#### [PROBLEM TO SOLVE]
From the listing below, pull out the lines that hold "this".

::: MATERIAL TO PROCESS :::

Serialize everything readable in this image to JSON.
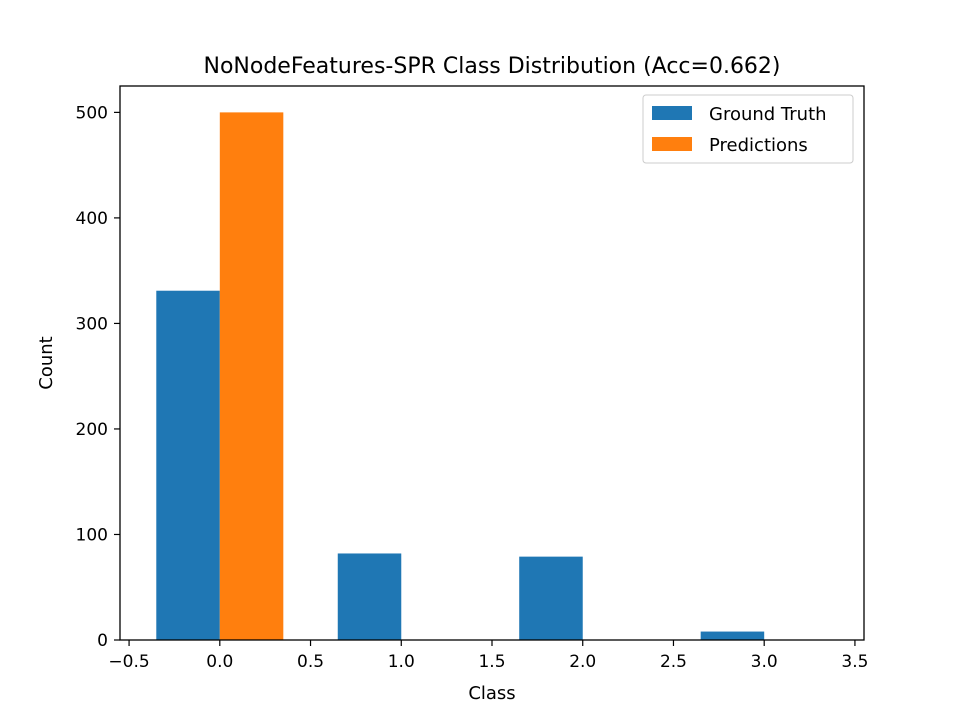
{
  "chart_data": {
    "type": "bar",
    "title": "NoNodeFeatures-SPR Class Distribution (Acc=0.662)",
    "xlabel": "Class",
    "ylabel": "Count",
    "xlim": [
      -0.55,
      3.55
    ],
    "ylim": [
      0,
      525
    ],
    "x_ticks": [
      -0.5,
      0.0,
      0.5,
      1.0,
      1.5,
      2.0,
      2.5,
      3.0,
      3.5
    ],
    "x_tick_labels": [
      "−0.5",
      "0.0",
      "0.5",
      "1.0",
      "1.5",
      "2.0",
      "2.5",
      "3.0",
      "3.5"
    ],
    "y_ticks": [
      0,
      100,
      200,
      300,
      400,
      500
    ],
    "y_tick_labels": [
      "0",
      "100",
      "200",
      "300",
      "400",
      "500"
    ],
    "bar_width": 0.35,
    "grid": false,
    "legend_position": "top-right",
    "x": [
      0,
      1,
      2,
      3
    ],
    "series": [
      {
        "name": "Ground Truth",
        "color": "#1f77b4",
        "offset": -0.175,
        "values": [
          331,
          82,
          79,
          8
        ]
      },
      {
        "name": "Predictions",
        "color": "#ff7f0e",
        "offset": 0.175,
        "values": [
          500,
          0,
          0,
          0
        ]
      }
    ]
  }
}
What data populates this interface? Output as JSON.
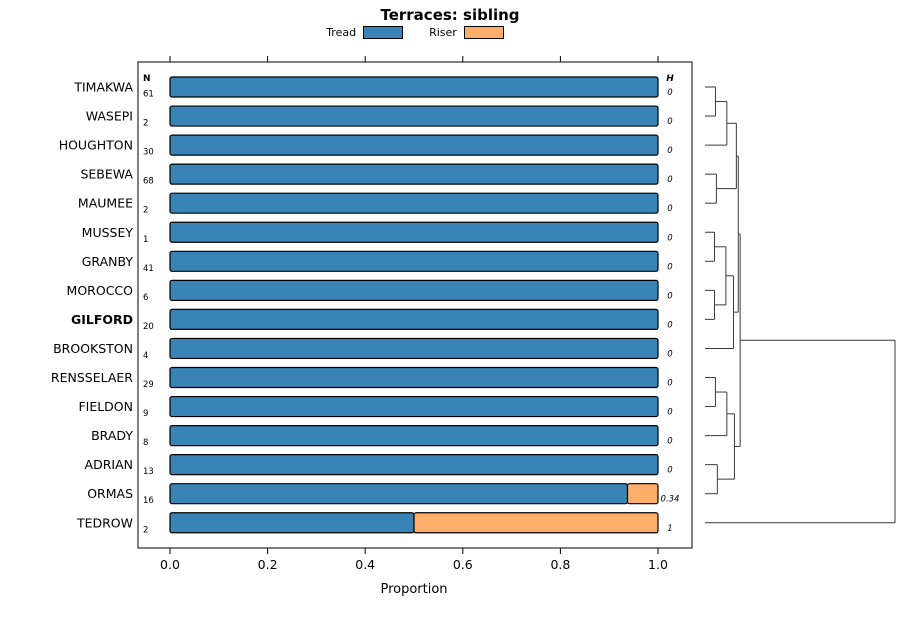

:::

#### [TASK RESULT]
Serialize everything readable in this image to JSON.
What data populates this interface? Output as JSON.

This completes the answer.